Extracted data
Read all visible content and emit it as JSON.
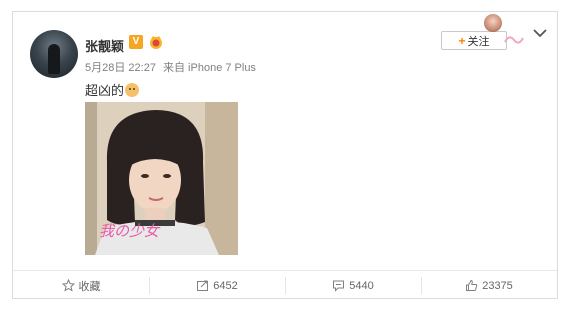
{
  "post": {
    "author_name": "张靓颖",
    "verified_badge": "V",
    "timestamp": "5月28日 22:27",
    "source": "来自 iPhone 7 Plus",
    "text": "超凶的"
  },
  "follow": {
    "label": "关注",
    "plus": "+"
  },
  "photo": {
    "overlay_text": "我の少女"
  },
  "actions": {
    "favorite_label": "收藏",
    "repost_count": "6452",
    "comment_count": "5440",
    "like_count": "23375"
  },
  "icons": [
    "verified-badge-icon",
    "member-crown-icon",
    "emoji-icon",
    "chevron-down-icon",
    "star-icon",
    "repost-icon",
    "comment-icon",
    "thumbs-up-icon"
  ],
  "colors": {
    "accent_orange": "#ff8200",
    "verified_orange": "#f6a623",
    "text_gray": "#808080",
    "border": "#d9dde2"
  }
}
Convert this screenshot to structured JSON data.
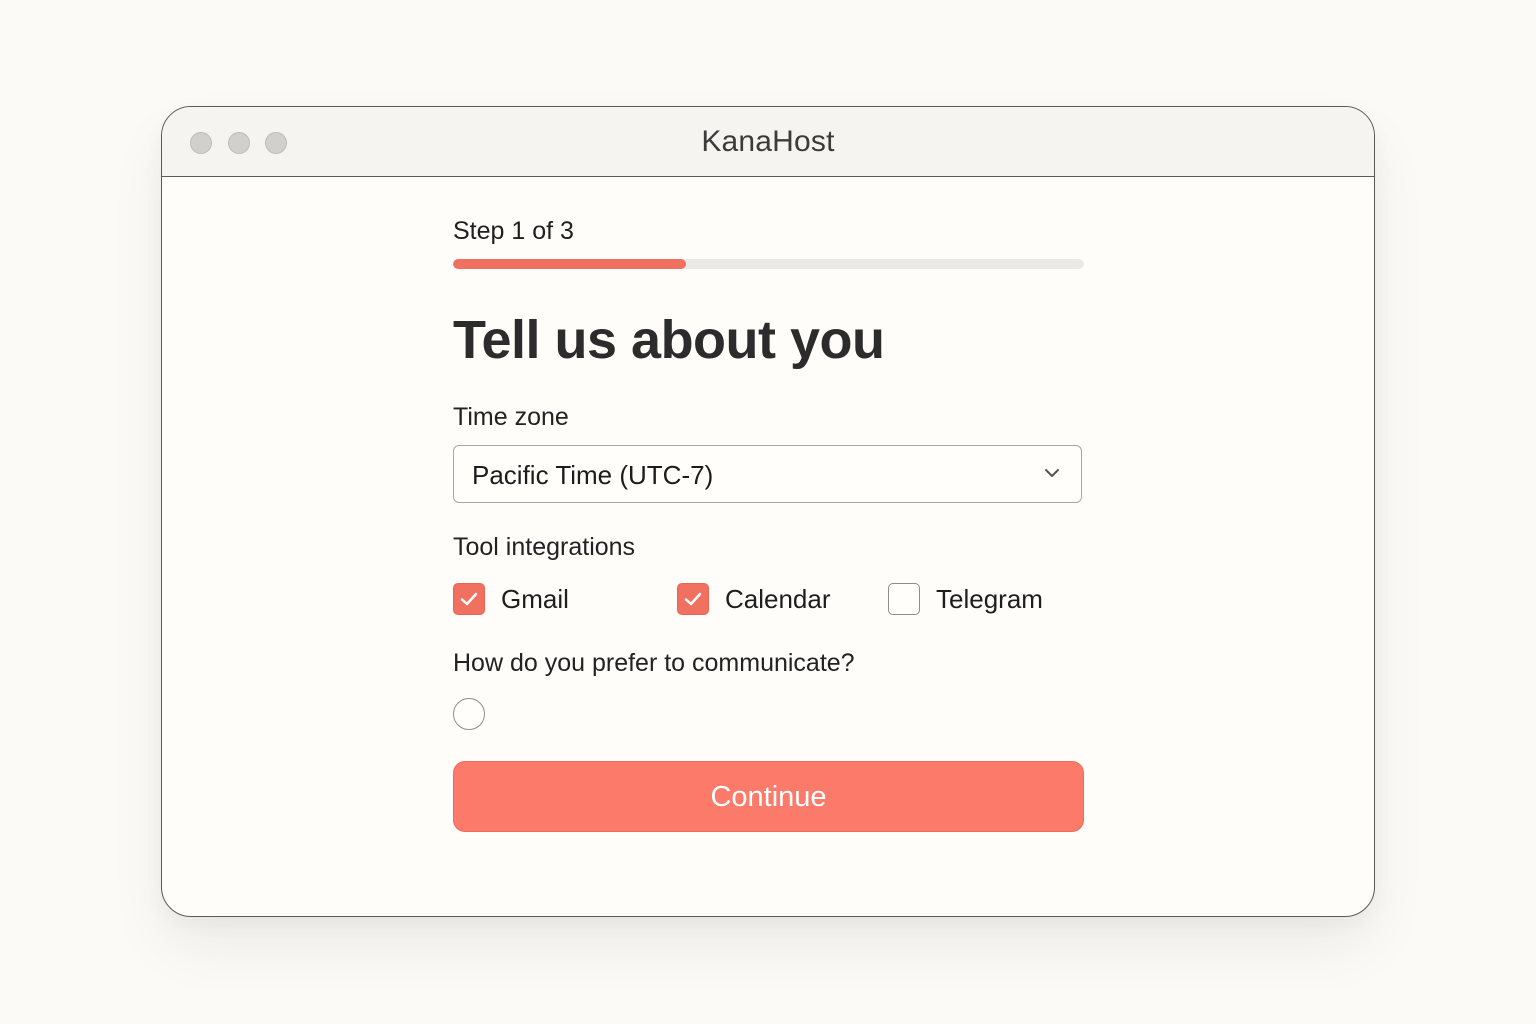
{
  "window": {
    "title": "KanaHost"
  },
  "progress": {
    "label": "Step 1 of 3",
    "current_step": 1,
    "total_steps": 3,
    "fraction": 0.37
  },
  "heading": "Tell us about you",
  "timezone": {
    "label": "Time zone",
    "value": "Pacific Time (UTC-7)",
    "icon": "chevron-down-icon"
  },
  "tools": {
    "label": "Tool integrations",
    "items": [
      {
        "label": "Gmail",
        "checked": true
      },
      {
        "label": "Calendar",
        "checked": true
      },
      {
        "label": "Telegram",
        "checked": false
      }
    ]
  },
  "communication": {
    "label": "How do you prefer to communicate?",
    "selected": false
  },
  "continue_label": "Continue",
  "colors": {
    "accent": "#f17160",
    "button": "#fc7a6a",
    "track": "#ebe9e6",
    "background": "#fbfaf7"
  }
}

Exercise requirements
Omitting all images, retype each line of the records precisely.

Solution to this problem
Read all visible content and emit it as JSON.
{
  "post": {
    "author_name": "张靓颖",
    "verified_badge": "V",
    "timestamp": "5月28日 22:27",
    "source": "来自 iPhone 7 Plus",
    "text": "超凶的"
  },
  "follow": {
    "label": "关注",
    "plus": "+"
  },
  "photo": {
    "overlay_text": "我の少女"
  },
  "actions": {
    "favorite_label": "收藏",
    "repost_count": "6452",
    "comment_count": "5440",
    "like_count": "23375"
  },
  "icons": [
    "verified-badge-icon",
    "member-crown-icon",
    "emoji-icon",
    "chevron-down-icon",
    "star-icon",
    "repost-icon",
    "comment-icon",
    "thumbs-up-icon"
  ],
  "colors": {
    "accent_orange": "#ff8200",
    "verified_orange": "#f6a623",
    "text_gray": "#808080",
    "border": "#d9dde2"
  }
}
Convert this screenshot to structured JSON data.
{
  "window": {
    "title": "KanaHost"
  },
  "progress": {
    "label": "Step 1 of 3",
    "current_step": 1,
    "total_steps": 3,
    "fraction": 0.37
  },
  "heading": "Tell us about you",
  "timezone": {
    "label": "Time zone",
    "value": "Pacific Time (UTC-7)",
    "icon": "chevron-down-icon"
  },
  "tools": {
    "label": "Tool integrations",
    "items": [
      {
        "label": "Gmail",
        "checked": true
      },
      {
        "label": "Calendar",
        "checked": true
      },
      {
        "label": "Telegram",
        "checked": false
      }
    ]
  },
  "communication": {
    "label": "How do you prefer to communicate?",
    "selected": false
  },
  "continue_label": "Continue",
  "colors": {
    "accent": "#f17160",
    "button": "#fc7a6a",
    "track": "#ebe9e6",
    "background": "#fbfaf7"
  }
}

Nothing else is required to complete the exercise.